[Spatial layout data]
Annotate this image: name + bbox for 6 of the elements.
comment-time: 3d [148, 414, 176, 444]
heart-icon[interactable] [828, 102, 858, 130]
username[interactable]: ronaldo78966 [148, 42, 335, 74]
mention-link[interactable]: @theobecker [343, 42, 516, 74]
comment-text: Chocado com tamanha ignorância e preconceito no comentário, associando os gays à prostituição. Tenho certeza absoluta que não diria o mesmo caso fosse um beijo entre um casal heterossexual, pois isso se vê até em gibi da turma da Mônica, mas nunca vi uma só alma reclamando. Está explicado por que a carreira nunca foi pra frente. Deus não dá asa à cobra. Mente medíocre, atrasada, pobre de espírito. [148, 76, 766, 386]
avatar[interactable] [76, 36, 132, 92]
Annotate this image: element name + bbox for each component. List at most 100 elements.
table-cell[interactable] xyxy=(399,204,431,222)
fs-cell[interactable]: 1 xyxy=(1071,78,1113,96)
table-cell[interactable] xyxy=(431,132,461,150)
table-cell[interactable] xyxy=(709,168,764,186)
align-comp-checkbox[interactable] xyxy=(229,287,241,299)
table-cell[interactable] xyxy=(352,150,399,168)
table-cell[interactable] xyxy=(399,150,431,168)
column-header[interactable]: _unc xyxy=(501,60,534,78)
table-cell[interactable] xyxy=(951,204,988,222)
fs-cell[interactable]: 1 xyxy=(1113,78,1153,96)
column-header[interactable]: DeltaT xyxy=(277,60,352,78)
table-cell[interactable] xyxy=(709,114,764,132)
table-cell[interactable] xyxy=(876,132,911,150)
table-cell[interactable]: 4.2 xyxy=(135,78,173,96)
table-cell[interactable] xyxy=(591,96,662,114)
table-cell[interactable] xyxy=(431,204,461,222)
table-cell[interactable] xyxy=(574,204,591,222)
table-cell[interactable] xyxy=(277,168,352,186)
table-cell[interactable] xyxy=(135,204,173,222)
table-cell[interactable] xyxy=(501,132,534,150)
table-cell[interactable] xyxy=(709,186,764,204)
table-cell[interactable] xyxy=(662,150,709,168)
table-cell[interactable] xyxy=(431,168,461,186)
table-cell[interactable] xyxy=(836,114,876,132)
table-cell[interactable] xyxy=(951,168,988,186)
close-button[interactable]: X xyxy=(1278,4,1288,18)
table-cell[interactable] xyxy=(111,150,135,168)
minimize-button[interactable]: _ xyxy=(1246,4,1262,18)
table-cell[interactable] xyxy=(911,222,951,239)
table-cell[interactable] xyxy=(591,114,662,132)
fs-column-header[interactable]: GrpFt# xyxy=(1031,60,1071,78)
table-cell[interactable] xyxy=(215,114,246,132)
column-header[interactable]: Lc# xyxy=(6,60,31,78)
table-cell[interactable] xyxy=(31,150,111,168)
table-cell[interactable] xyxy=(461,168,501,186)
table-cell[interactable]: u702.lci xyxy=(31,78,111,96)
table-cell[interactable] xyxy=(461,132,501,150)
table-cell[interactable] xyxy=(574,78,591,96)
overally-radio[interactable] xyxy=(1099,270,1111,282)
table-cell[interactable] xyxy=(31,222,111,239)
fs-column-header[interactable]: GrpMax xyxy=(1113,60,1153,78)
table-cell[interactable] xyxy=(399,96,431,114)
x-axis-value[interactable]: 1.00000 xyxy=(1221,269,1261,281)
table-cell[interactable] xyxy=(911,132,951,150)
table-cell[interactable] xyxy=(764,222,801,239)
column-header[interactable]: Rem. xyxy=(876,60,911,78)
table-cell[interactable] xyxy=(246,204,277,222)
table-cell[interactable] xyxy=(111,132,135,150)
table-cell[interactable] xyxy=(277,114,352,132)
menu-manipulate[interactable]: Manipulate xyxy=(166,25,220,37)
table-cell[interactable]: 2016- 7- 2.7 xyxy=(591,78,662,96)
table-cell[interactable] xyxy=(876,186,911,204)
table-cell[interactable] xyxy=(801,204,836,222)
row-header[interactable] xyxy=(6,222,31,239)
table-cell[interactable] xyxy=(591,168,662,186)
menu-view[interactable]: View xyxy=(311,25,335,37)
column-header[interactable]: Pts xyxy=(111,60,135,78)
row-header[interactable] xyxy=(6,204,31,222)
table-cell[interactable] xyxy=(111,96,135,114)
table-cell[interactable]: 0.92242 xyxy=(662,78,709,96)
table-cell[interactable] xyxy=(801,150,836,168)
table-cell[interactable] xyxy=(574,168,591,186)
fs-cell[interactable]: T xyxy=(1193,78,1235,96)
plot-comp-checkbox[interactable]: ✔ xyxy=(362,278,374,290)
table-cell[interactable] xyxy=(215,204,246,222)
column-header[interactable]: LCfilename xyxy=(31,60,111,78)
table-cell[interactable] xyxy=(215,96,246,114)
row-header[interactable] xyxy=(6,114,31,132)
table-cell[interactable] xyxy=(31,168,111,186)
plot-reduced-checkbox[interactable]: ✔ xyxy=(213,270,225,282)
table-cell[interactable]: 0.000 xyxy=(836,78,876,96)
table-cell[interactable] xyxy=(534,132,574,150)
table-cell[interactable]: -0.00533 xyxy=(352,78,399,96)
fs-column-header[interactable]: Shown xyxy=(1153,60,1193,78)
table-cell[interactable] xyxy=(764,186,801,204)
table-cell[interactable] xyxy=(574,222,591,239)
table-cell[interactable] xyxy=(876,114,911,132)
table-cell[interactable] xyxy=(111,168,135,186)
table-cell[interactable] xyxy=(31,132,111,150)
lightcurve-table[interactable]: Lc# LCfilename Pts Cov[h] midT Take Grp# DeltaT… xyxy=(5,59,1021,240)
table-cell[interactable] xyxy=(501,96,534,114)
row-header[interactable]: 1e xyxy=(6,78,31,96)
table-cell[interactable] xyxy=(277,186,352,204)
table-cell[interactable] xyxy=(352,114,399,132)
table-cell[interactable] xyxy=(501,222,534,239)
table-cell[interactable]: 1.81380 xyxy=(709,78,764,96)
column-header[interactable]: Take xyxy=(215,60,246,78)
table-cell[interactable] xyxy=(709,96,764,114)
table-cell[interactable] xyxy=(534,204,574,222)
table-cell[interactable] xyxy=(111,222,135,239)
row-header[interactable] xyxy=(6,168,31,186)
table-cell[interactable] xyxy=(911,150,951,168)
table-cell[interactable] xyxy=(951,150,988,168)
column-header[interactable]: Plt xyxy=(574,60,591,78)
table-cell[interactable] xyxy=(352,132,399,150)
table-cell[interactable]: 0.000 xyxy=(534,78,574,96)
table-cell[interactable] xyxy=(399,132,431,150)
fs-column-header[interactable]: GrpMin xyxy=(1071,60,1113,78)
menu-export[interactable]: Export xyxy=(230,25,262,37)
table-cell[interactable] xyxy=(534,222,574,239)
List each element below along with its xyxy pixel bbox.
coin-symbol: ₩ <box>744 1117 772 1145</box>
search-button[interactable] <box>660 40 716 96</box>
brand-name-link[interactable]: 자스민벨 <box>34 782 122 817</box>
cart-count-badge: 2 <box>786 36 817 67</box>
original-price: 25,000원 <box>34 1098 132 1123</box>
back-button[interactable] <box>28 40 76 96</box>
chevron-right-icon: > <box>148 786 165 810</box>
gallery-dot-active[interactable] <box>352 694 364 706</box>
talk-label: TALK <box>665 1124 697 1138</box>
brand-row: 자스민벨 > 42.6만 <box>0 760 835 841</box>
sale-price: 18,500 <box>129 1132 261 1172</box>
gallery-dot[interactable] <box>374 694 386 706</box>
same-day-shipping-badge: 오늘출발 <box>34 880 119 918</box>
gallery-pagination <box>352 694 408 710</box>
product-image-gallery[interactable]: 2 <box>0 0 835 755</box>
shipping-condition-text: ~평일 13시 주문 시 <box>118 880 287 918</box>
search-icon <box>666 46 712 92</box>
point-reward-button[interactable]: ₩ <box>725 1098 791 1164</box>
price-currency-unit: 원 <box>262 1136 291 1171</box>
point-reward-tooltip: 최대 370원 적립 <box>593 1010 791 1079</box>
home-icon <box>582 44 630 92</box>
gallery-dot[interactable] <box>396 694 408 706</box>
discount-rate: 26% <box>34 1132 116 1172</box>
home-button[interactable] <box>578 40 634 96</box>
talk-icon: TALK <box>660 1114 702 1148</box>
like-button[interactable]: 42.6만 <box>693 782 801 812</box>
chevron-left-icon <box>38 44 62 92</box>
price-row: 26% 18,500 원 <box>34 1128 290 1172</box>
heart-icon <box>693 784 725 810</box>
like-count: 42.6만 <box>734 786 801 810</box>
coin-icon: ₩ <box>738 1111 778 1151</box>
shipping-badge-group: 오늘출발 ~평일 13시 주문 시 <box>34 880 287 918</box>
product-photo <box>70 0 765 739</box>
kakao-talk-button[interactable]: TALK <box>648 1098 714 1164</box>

■ **Written instruction**:
Copy the records word for word, from their very first line through the line that contains "mention-link[interactable]: @theobecker [343, 42, 516, 74]", including that line.

■ **Answer**:
Annotate this image: name + bbox for 6 of the elements.
comment-time: 3d [148, 414, 176, 444]
heart-icon[interactable] [828, 102, 858, 130]
username[interactable]: ronaldo78966 [148, 42, 335, 74]
mention-link[interactable]: @theobecker [343, 42, 516, 74]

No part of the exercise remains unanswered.